◆ **Required task**: Copy every line of the listing that holds the string "this".

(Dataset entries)
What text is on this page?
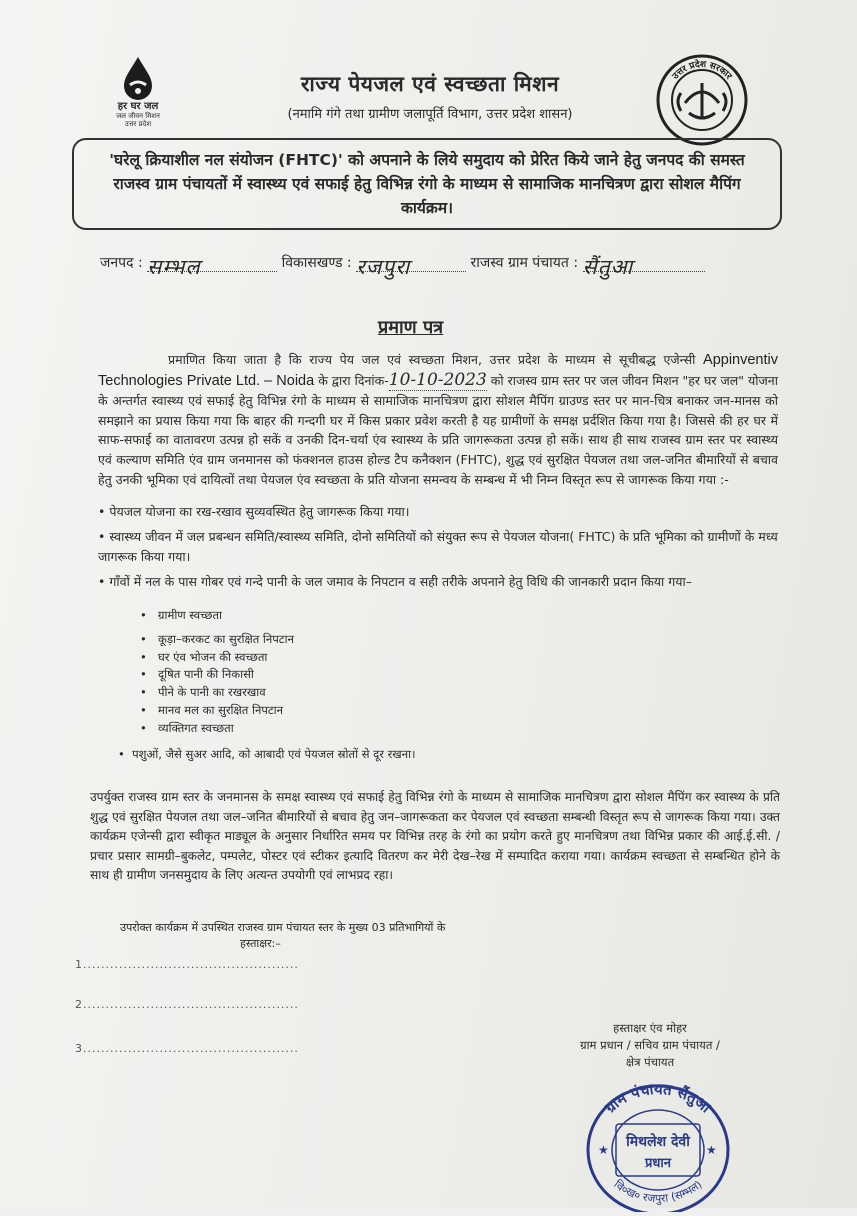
हर घर जल
जल जीवन मिशन
उत्तर प्रदेश
राज्य पेयजल एवं स्वच्छता मिशन
(नमामि गंगे तथा ग्रामीण जलापूर्ति विभाग, उत्तर प्रदेश शासन)
उत्तर प्रदेश सरकार
'घरेलू क्रियाशील नल संयोजन (FHTC)' को अपनाने के लिये समुदाय को प्रेरित किये जाने हेतु जनपद की समस्त राजस्व ग्राम पंचायतों में स्वास्थ्य एवं सफाई हेतु विभिन्न रंगो के माध्यम से सामाजिक मानचित्रण द्वारा सोशल मैपिंग कार्यक्रम।
जनपद : सम्भल	विकासखण्ड : रजपुरा	राजस्व ग्राम पंचायत : सैंतुआ
प्रमाण पत्र
प्रमाणित किया जाता है कि राज्य पेय जल एवं स्वच्छता मिशन, उत्तर प्रदेश के माध्यम से सूचीबद्ध एजेन्सी Appinventiv Technologies Private Ltd. – Noida के द्वारा दिनांक-10-10-2023 को राजस्व ग्राम स्तर पर जल जीवन मिशन "हर घर जल" योजना के अन्तर्गत स्वास्थ्य एवं सफाई हेतु विभिन्न रंगो के माध्यम से सामाजिक मानचित्रण द्वारा सोशल मैपिंग ग्राउण्ड स्तर पर मान-चित्र बनाकर जन-मानस को समझाने का प्रयास किया गया कि बाहर की गन्दगी घर में किस प्रकार प्रवेश करती है यह ग्रामीणों के समक्ष प्रर्दशित किया गया है। जिससे की हर घर में साफ-सफाई का वातावरण उत्पन्न हो सकें व उनकी दिन-चर्या एंव स्वास्थ्य के प्रति जागरूकता उत्पन्न हो सकें। साथ ही साथ राजस्व ग्राम स्तर पर स्वास्थ्य एवं कल्याण समिति एंव ग्राम जनमानस को फंक्शनल हाउस होल्ड टैप कनैक्शन (FHTC), शुद्ध एवं सुरक्षित पेयजल तथा जल-जनित बीमारियों से बचाव हेतु उनकी भूमिका एवं दायित्वों तथा पेयजल एंव स्वच्छता के प्रति योजना समन्वय के सम्बन्ध में भी निम्न विस्तृत रूप से जागरूक किया गया :-
• पेयजल योजना का रख-रखाव सुव्यवस्थित हेतु जागरूक किया गया।
• स्वास्थ्य जीवन में जल प्रबन्धन समिति/स्वास्थ्य समिति, दोनो समितियों को संयुक्त रूप से पेयजल योजना( FHTC) के प्रति भूमिका को ग्रामीणों के मध्य जागरूक किया गया।
• गाँवों में नल के पास गोबर एवं गन्दे पानी के जल जमाव के निपटान व सही तरीके अपनाने हेतु विधि की जानकारी प्रदान किया गया–
• ग्रामीण स्वच्छता
• कूड़ा–करकट का सुरक्षित निपटान
• घर एंव भोजन की स्वच्छता
• दूषित पानी की निकासी
• पीने के पानी का रखरखाव
• मानव मल का सुरक्षित निपटान
• व्यक्तिगत स्वच्छता
•  पशुओं, जैसे सुअर आदि, को आबादी एवं पेयजल स्रोतों से दूर रखना।
उपर्युक्त राजस्व ग्राम स्तर के जनमानस के समक्ष स्वास्थ्य एवं सफाई हेतु विभिन्न रंगो के माध्यम से सामाजिक मानचित्रण द्वारा सोशल मैपिंग कर स्वास्थ्य के प्रति शुद्ध एवं सुरक्षित पेयजल तथा जल–जनित बीमारियों से बचाव हेतु जन–जागरूकता कर पेयजल एवं स्वच्छता सम्बन्धी विस्तृत रूप से जागरूक किया गया। उक्त कार्यक्रम एजेन्सी द्वारा स्वीकृत माड्यूल के अनुसार निर्धारित समय पर विभिन्न तरह के रंगो का प्रयोग करते हुए मानचित्रण तथा विभिन्न प्रकार की आई.ई.सी. / प्रचार प्रसार सामग्री–बुकलेट, पम्पलेट, पोस्टर एवं स्टीकर इत्यादि वितरण कर मेरी देख–रेख में सम्पादित कराया गया। कार्यक्रम स्वच्छता से सम्बन्धित होने के साथ ही ग्रामीण जनसमुदाय के लिए अत्यन्त उपयोगी एवं लाभप्रद रहा।
उपरोक्त कार्यक्रम में उपस्थित राजस्व ग्राम पंचायत स्तर के मुख्य 03 प्रतिभागियों के
हस्ताक्षर:–
1................................................
2................................................
3................................................
हस्ताक्षर एंव मोहर
ग्राम प्रधान / सचिव ग्राम पंचायत /
क्षेत्र पंचायत
ग्राम पंचायत सैंतुआ
मिथलेश देवी
प्रधान
वि०ख० रजपुरा (सम्भल)
★	★
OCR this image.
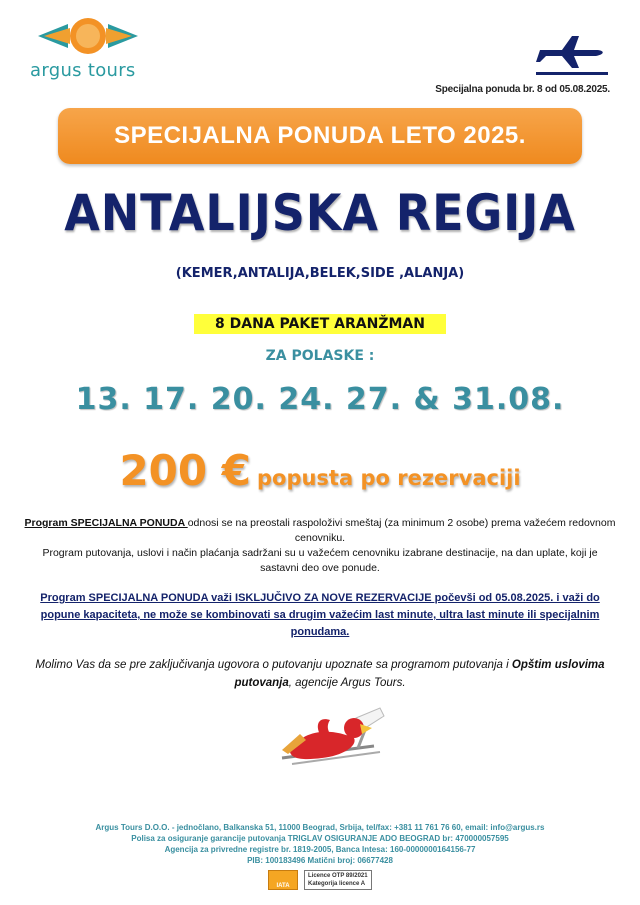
argus tours
Specijalna ponuda br. 8 od 05.08.2025.
SPECIJALNA PONUDA LETO 2025.
ANTALIJSKA REGIJA
(KEMER,ANTALIJA,BELEK,SIDE ,ALANJA)
8 DANA PAKET ARANŽMAN
ZA POLASKE :
13. 17. 20. 24. 27. & 31.08.
200 € popusta po rezervaciji
Program SPECIJALNA PONUDA odnosi se na preostali raspoloživi smeštaj (za minimum 2 osobe) prema važećem redovnom cenovniku.
Program putovanja, uslovi i način plaćanja sadržani su u važećem cenovniku izabrane destinacije, na dan uplate, koji je sastavni deo ove ponude.
Program SPECIJALNA PONUDA važi ISKLJUČIVO ZA NOVE REZERVACIJE počevši od 05.08.2025. i važi do popune kapaciteta, ne može se kombinovati sa drugim važećim last minute, ultra last minute ili specijalnim ponudama.
Molimo Vas da se pre zaključivanja ugovora o putovanju upoznate sa programom putovanja i Opštim uslovima putovanja, agencije Argus Tours.
Argus Tours D.O.O. - jednočlano, Balkanska 51, 11000 Beograd, Srbija, tel/fax: +381 11 761 76 60, email: info@argus.rs
Polisa za osiguranje garancije putovanja TRIGLAV OSIGURANJE ADO BEOGRAD br: 470000057595
Agencija za privredne registre br. 1819-2005, Banca Intesa: 160-0000000164156-77
PIB: 100183496 Matični broj: 06677428
IATA
Licence OTP 89/2021
Kategorija licence A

◆ **Task result**:
What text is on this page?
OCR this image.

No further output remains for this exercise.